[Dataset excerpt]
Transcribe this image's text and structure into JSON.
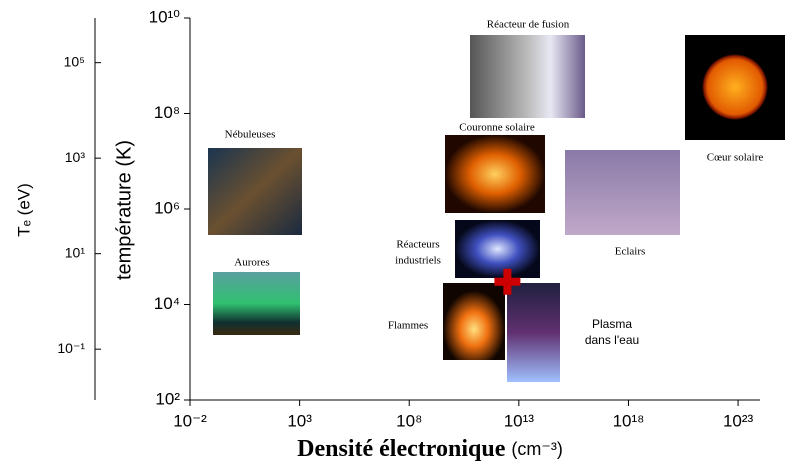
{
  "chart_data": {
    "type": "scatter",
    "x_label": "Densité électronique",
    "x_unit": "(cm⁻³)",
    "y_label": "température (K)",
    "y2_label": "Tₑ (eV)",
    "x": [
      3000000000000
    ],
    "values": [
      30000
    ],
    "color": "#cc0000",
    "log_x": true,
    "log_y": true,
    "xlim": [
      0.01,
      1e+24
    ],
    "xticks": [
      {
        "value": 0.01,
        "label": "10⁻²"
      },
      {
        "value": 1000,
        "label": "10³"
      },
      {
        "value": 100000000,
        "label": "10⁸"
      },
      {
        "value": 10000000000000,
        "label": "10¹³"
      },
      {
        "value": 1e+18,
        "label": "10¹⁸"
      },
      {
        "value": 1e+23,
        "label": "10²³"
      }
    ],
    "ylim": [
      100,
      10000000000
    ],
    "yticks": [
      {
        "value": 100,
        "label": "10²"
      },
      {
        "value": 10000,
        "label": "10⁴"
      },
      {
        "value": 1000000,
        "label": "10⁶"
      },
      {
        "value": 100000000,
        "label": "10⁸"
      },
      {
        "value": 10000000000,
        "label": "10¹⁰"
      }
    ],
    "y2lim": [
      0.00862,
      861700
    ],
    "y2ticks": [
      {
        "value": 0.1,
        "label": "10⁻¹"
      },
      {
        "value": 10,
        "label": "10¹"
      },
      {
        "value": 1000,
        "label": "10³"
      },
      {
        "value": 100000,
        "label": "10⁵"
      }
    ],
    "annotations": [
      {
        "lines": [
          "Réacteur de fusion"
        ]
      },
      {
        "lines": [
          "Cœur solaire"
        ]
      },
      {
        "lines": [
          "Nébuleuses"
        ]
      },
      {
        "lines": [
          "Couronne solaire"
        ]
      },
      {
        "lines": [
          "Eclairs"
        ]
      },
      {
        "lines": [
          "Réacteurs",
          "industriels"
        ]
      },
      {
        "lines": [
          "Aurores"
        ]
      },
      {
        "lines": [
          "Flammes"
        ]
      },
      {
        "lines": [
          "Plasma",
          "dans l'eau"
        ]
      }
    ]
  }
}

STATED GOAL: Transcribe each entry precisely as given, leaving the pictures out.

PROBLEM SOLUTION:
Transcribe this image's text and structure into JSON.
{
  "chart_data": {
    "type": "scatter",
    "x_label": "Densité électronique",
    "x_unit": "(cm⁻³)",
    "y_label": "température (K)",
    "y2_label": "Tₑ (eV)",
    "x": [
      3000000000000
    ],
    "values": [
      30000
    ],
    "color": "#cc0000",
    "log_x": true,
    "log_y": true,
    "xlim": [
      0.01,
      1e+24
    ],
    "xticks": [
      {
        "value": 0.01,
        "label": "10⁻²"
      },
      {
        "value": 1000,
        "label": "10³"
      },
      {
        "value": 100000000,
        "label": "10⁸"
      },
      {
        "value": 10000000000000,
        "label": "10¹³"
      },
      {
        "value": 1e+18,
        "label": "10¹⁸"
      },
      {
        "value": 1e+23,
        "label": "10²³"
      }
    ],
    "ylim": [
      100,
      10000000000
    ],
    "yticks": [
      {
        "value": 100,
        "label": "10²"
      },
      {
        "value": 10000,
        "label": "10⁴"
      },
      {
        "value": 1000000,
        "label": "10⁶"
      },
      {
        "value": 100000000,
        "label": "10⁸"
      },
      {
        "value": 10000000000,
        "label": "10¹⁰"
      }
    ],
    "y2lim": [
      0.00862,
      861700
    ],
    "y2ticks": [
      {
        "value": 0.1,
        "label": "10⁻¹"
      },
      {
        "value": 10,
        "label": "10¹"
      },
      {
        "value": 1000,
        "label": "10³"
      },
      {
        "value": 100000,
        "label": "10⁵"
      }
    ],
    "annotations": [
      {
        "lines": [
          "Réacteur de fusion"
        ]
      },
      {
        "lines": [
          "Cœur solaire"
        ]
      },
      {
        "lines": [
          "Nébuleuses"
        ]
      },
      {
        "lines": [
          "Couronne solaire"
        ]
      },
      {
        "lines": [
          "Eclairs"
        ]
      },
      {
        "lines": [
          "Réacteurs",
          "industriels"
        ]
      },
      {
        "lines": [
          "Aurores"
        ]
      },
      {
        "lines": [
          "Flammes"
        ]
      },
      {
        "lines": [
          "Plasma",
          "dans l'eau"
        ]
      }
    ]
  }
}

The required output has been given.